§ **WHAT THE EXERCISE ASKS**
Reproduce every entry exactly.

————————

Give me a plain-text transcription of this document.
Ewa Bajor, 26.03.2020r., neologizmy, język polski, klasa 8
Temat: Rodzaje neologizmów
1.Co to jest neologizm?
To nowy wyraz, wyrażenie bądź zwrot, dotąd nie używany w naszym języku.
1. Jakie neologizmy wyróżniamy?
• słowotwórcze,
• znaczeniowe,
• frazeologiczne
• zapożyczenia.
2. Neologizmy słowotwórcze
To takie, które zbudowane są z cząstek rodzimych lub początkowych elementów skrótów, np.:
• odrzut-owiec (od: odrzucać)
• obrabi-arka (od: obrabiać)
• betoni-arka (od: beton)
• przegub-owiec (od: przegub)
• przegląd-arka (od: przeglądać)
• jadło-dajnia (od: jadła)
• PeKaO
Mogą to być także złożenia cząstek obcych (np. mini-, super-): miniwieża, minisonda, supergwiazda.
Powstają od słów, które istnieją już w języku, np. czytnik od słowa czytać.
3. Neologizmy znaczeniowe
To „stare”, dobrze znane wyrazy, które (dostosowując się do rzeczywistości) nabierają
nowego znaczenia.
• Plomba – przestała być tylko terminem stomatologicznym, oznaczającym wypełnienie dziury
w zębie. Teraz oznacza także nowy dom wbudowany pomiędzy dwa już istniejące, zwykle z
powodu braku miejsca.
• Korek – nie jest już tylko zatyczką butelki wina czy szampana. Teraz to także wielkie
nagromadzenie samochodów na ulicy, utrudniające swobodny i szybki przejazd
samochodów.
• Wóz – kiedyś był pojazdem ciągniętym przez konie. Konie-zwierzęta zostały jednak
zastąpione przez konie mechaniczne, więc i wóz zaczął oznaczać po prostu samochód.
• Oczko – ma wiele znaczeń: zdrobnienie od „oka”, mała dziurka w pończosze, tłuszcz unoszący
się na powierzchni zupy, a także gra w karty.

————————

§ **THE SOLUTION**
Give me a plain-text transcription of this document.
Ewa Bajor, 26.03.2020r., neologizmy, język polski, klasa 8
Temat: Rodzaje neologizmów
1.Co to jest neologizm?
To nowy wyraz, wyrażenie bądź zwrot, dotąd nie używany w naszym języku.
1. Jakie neologizmy wyróżniamy?
• słowotwórcze,
• znaczeniowe,
• frazeologiczne
• zapożyczenia.
2. Neologizmy słowotwórcze
To takie, które zbudowane są z cząstek rodzimych lub początkowych elementów skrótów, np.:
• odrzut-owiec (od: odrzucać)
• obrabi-arka (od: obrabiać)
• betoni-arka (od: beton)
• przegub-owiec (od: przegub)
• przegląd-arka (od: przeglądać)
• jadło-dajnia (od: jadła)
• PeKaO
Mogą to być także złożenia cząstek obcych (np. mini-, super-): miniwieża, minisonda, supergwiazda.
Powstają od słów, które istnieją już w języku, np. czytnik od słowa czytać.
3. Neologizmy znaczeniowe
To „stare”, dobrze znane wyrazy, które (dostosowując się do rzeczywistości) nabierają
nowego znaczenia.
• Plomba – przestała być tylko terminem stomatologicznym, oznaczającym wypełnienie dziury
w zębie. Teraz oznacza także nowy dom wbudowany pomiędzy dwa już istniejące, zwykle z
powodu braku miejsca.
• Korek – nie jest już tylko zatyczką butelki wina czy szampana. Teraz to także wielkie
nagromadzenie samochodów na ulicy, utrudniające swobodny i szybki przejazd
samochodów.
• Wóz – kiedyś był pojazdem ciągniętym przez konie. Konie-zwierzęta zostały jednak
zastąpione przez konie mechaniczne, więc i wóz zaczął oznaczać po prostu samochód.
• Oczko – ma wiele znaczeń: zdrobnienie od „oka”, mała dziurka w pończosze, tłuszcz unoszący
się na powierzchni zupy, a także gra w karty.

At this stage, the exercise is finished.